• TASK DIRECTIONS: Gather up all lines that carry the word "design".

※ ※ ※

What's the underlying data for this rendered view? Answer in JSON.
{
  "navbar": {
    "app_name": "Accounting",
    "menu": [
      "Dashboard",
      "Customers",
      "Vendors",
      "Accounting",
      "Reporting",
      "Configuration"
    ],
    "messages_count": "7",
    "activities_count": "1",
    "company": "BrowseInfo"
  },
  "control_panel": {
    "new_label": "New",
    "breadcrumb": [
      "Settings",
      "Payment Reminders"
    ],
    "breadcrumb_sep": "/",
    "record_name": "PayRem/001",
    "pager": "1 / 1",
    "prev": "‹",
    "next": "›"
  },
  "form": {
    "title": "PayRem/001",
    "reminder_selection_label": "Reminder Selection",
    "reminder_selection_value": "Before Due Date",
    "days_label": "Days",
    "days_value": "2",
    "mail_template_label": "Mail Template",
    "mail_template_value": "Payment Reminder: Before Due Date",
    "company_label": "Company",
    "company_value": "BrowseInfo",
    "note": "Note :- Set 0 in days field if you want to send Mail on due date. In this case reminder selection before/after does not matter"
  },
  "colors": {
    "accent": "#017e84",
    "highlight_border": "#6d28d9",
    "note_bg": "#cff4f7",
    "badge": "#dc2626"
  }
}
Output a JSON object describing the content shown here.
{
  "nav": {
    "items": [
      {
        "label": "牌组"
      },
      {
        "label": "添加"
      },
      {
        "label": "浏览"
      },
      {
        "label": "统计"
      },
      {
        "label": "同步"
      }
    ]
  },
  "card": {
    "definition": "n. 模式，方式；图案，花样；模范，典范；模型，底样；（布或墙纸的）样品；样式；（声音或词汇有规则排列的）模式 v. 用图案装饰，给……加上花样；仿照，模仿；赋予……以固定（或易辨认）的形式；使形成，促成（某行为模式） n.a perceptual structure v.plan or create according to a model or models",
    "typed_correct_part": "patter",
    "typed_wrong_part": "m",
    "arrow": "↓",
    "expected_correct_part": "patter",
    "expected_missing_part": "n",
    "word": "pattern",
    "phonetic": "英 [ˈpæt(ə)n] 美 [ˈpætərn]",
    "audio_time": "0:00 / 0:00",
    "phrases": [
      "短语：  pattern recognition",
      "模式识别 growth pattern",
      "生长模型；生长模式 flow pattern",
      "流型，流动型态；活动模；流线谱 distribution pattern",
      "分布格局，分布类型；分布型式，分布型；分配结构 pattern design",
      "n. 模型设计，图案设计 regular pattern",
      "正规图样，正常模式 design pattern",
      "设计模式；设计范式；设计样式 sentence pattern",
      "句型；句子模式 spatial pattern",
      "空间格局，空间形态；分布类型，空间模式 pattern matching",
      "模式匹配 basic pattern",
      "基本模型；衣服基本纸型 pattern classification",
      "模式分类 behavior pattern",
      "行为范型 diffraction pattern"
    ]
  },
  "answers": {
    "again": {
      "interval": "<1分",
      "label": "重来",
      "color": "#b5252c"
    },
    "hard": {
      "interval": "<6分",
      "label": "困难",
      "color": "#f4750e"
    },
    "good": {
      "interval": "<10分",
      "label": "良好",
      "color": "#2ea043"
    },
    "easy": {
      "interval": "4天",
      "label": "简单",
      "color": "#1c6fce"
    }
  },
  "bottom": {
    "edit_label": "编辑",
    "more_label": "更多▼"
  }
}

※ ※ ※

• OUTPUT FOR THIS EXERCISE:
      "分布格局，分布类型；分布型式，分布型；分配结构 pattern design",
      "正规图样，正常模式 design pattern",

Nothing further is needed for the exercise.